:: Record set
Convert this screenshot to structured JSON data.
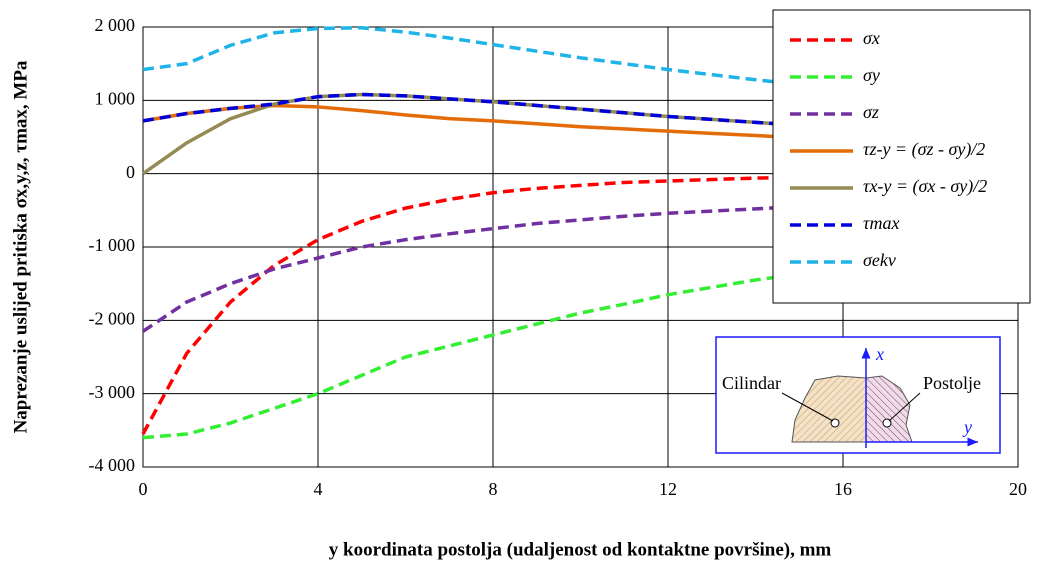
{
  "chart_data": {
    "type": "line",
    "xlabel": "y koordinata postolja (udaljenost od kontaktne površine), mm",
    "ylabel": "Naprezanje uslijed pritiska σx,y,z, τmax, MPa",
    "x": [
      0,
      1,
      2,
      3,
      4,
      5,
      6,
      7,
      8,
      9,
      10,
      11,
      12,
      13,
      14,
      15,
      16,
      17,
      18,
      19,
      20
    ],
    "series": [
      {
        "name": "σx",
        "color": "#ff0000",
        "dashed": true,
        "values": [
          -3550,
          -2450,
          -1750,
          -1250,
          -900,
          -650,
          -470,
          -350,
          -260,
          -200,
          -160,
          -120,
          -100,
          -80,
          -60,
          -50,
          -40,
          -35,
          -30,
          -25,
          -20
        ]
      },
      {
        "name": "σy",
        "color": "#33ee33",
        "dashed": true,
        "values": [
          -3600,
          -3550,
          -3400,
          -3200,
          -3000,
          -2750,
          -2500,
          -2350,
          -2200,
          -2050,
          -1900,
          -1780,
          -1650,
          -1550,
          -1450,
          -1370,
          -1300,
          -1230,
          -1170,
          -1120,
          -1070
        ]
      },
      {
        "name": "σz",
        "color": "#7030a0",
        "dashed": true,
        "values": [
          -2150,
          -1750,
          -1500,
          -1300,
          -1150,
          -1000,
          -900,
          -820,
          -750,
          -680,
          -630,
          -580,
          -540,
          -510,
          -480,
          -450,
          -420,
          -400,
          -380,
          -360,
          -340
        ]
      },
      {
        "name": "τz-y = (σz - σy)/2",
        "color": "#e36c09",
        "dashed": false,
        "values": [
          720,
          820,
          890,
          930,
          910,
          860,
          800,
          750,
          720,
          680,
          640,
          610,
          580,
          550,
          520,
          490,
          470,
          450,
          430,
          410,
          390
        ]
      },
      {
        "name": "τx-y = (σx - σy)/2",
        "color": "#948a54",
        "dashed": false,
        "values": [
          0,
          420,
          750,
          950,
          1050,
          1080,
          1060,
          1020,
          980,
          930,
          880,
          830,
          780,
          740,
          700,
          660,
          630,
          600,
          570,
          540,
          520
        ]
      },
      {
        "name": "τmax",
        "color": "#0000dd",
        "dashed": true,
        "values": [
          720,
          820,
          890,
          950,
          1050,
          1080,
          1060,
          1020,
          980,
          930,
          880,
          830,
          780,
          740,
          700,
          660,
          630,
          600,
          570,
          540,
          520
        ]
      },
      {
        "name": "σekv",
        "color": "#1fb4e8",
        "dashed": true,
        "values": [
          1420,
          1500,
          1750,
          1920,
          1980,
          1990,
          1930,
          1850,
          1760,
          1670,
          1580,
          1500,
          1420,
          1350,
          1280,
          1220,
          1170,
          1120,
          1080,
          1040,
          1000
        ]
      }
    ],
    "xlim": [
      0,
      20
    ],
    "xticks": [
      0,
      4,
      8,
      12,
      16,
      20
    ],
    "ylim": [
      -4000,
      2000
    ],
    "yticks": [
      {
        "value": -4000,
        "label": "-4 000"
      },
      {
        "value": -3000,
        "label": "-3 000"
      },
      {
        "value": -2000,
        "label": "-2 000"
      },
      {
        "value": -1000,
        "label": "-1 000"
      },
      0,
      {
        "value": 1000,
        "label": "1 000"
      },
      {
        "value": 2000,
        "label": "2 000"
      }
    ],
    "grid": true,
    "legend": "upper right",
    "inset": {
      "left": "Cilindar",
      "right": "Postolje",
      "xaxis": "x",
      "yaxis": "y"
    }
  }
}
::::
# What is required
The data above needs to be retyped exactly, with the images left out.

# Answer to the task
Convert this screenshot to structured JSON data.
{
  "chart_data": {
    "type": "line",
    "xlabel": "y koordinata postolja (udaljenost od kontaktne površine), mm",
    "ylabel": "Naprezanje uslijed pritiska σx,y,z, τmax, MPa",
    "x": [
      0,
      1,
      2,
      3,
      4,
      5,
      6,
      7,
      8,
      9,
      10,
      11,
      12,
      13,
      14,
      15,
      16,
      17,
      18,
      19,
      20
    ],
    "series": [
      {
        "name": "σx",
        "color": "#ff0000",
        "dashed": true,
        "values": [
          -3550,
          -2450,
          -1750,
          -1250,
          -900,
          -650,
          -470,
          -350,
          -260,
          -200,
          -160,
          -120,
          -100,
          -80,
          -60,
          -50,
          -40,
          -35,
          -30,
          -25,
          -20
        ]
      },
      {
        "name": "σy",
        "color": "#33ee33",
        "dashed": true,
        "values": [
          -3600,
          -3550,
          -3400,
          -3200,
          -3000,
          -2750,
          -2500,
          -2350,
          -2200,
          -2050,
          -1900,
          -1780,
          -1650,
          -1550,
          -1450,
          -1370,
          -1300,
          -1230,
          -1170,
          -1120,
          -1070
        ]
      },
      {
        "name": "σz",
        "color": "#7030a0",
        "dashed": true,
        "values": [
          -2150,
          -1750,
          -1500,
          -1300,
          -1150,
          -1000,
          -900,
          -820,
          -750,
          -680,
          -630,
          -580,
          -540,
          -510,
          -480,
          -450,
          -420,
          -400,
          -380,
          -360,
          -340
        ]
      },
      {
        "name": "τz-y = (σz - σy)/2",
        "color": "#e36c09",
        "dashed": false,
        "values": [
          720,
          820,
          890,
          930,
          910,
          860,
          800,
          750,
          720,
          680,
          640,
          610,
          580,
          550,
          520,
          490,
          470,
          450,
          430,
          410,
          390
        ]
      },
      {
        "name": "τx-y = (σx - σy)/2",
        "color": "#948a54",
        "dashed": false,
        "values": [
          0,
          420,
          750,
          950,
          1050,
          1080,
          1060,
          1020,
          980,
          930,
          880,
          830,
          780,
          740,
          700,
          660,
          630,
          600,
          570,
          540,
          520
        ]
      },
      {
        "name": "τmax",
        "color": "#0000dd",
        "dashed": true,
        "values": [
          720,
          820,
          890,
          950,
          1050,
          1080,
          1060,
          1020,
          980,
          930,
          880,
          830,
          780,
          740,
          700,
          660,
          630,
          600,
          570,
          540,
          520
        ]
      },
      {
        "name": "σekv",
        "color": "#1fb4e8",
        "dashed": true,
        "values": [
          1420,
          1500,
          1750,
          1920,
          1980,
          1990,
          1930,
          1850,
          1760,
          1670,
          1580,
          1500,
          1420,
          1350,
          1280,
          1220,
          1170,
          1120,
          1080,
          1040,
          1000
        ]
      }
    ],
    "xlim": [
      0,
      20
    ],
    "xticks": [
      0,
      4,
      8,
      12,
      16,
      20
    ],
    "ylim": [
      -4000,
      2000
    ],
    "yticks": [
      {
        "value": -4000,
        "label": "-4 000"
      },
      {
        "value": -3000,
        "label": "-3 000"
      },
      {
        "value": -2000,
        "label": "-2 000"
      },
      {
        "value": -1000,
        "label": "-1 000"
      },
      0,
      {
        "value": 1000,
        "label": "1 000"
      },
      {
        "value": 2000,
        "label": "2 000"
      }
    ],
    "grid": true,
    "legend": "upper right",
    "inset": {
      "left": "Cilindar",
      "right": "Postolje",
      "xaxis": "x",
      "yaxis": "y"
    }
  }
}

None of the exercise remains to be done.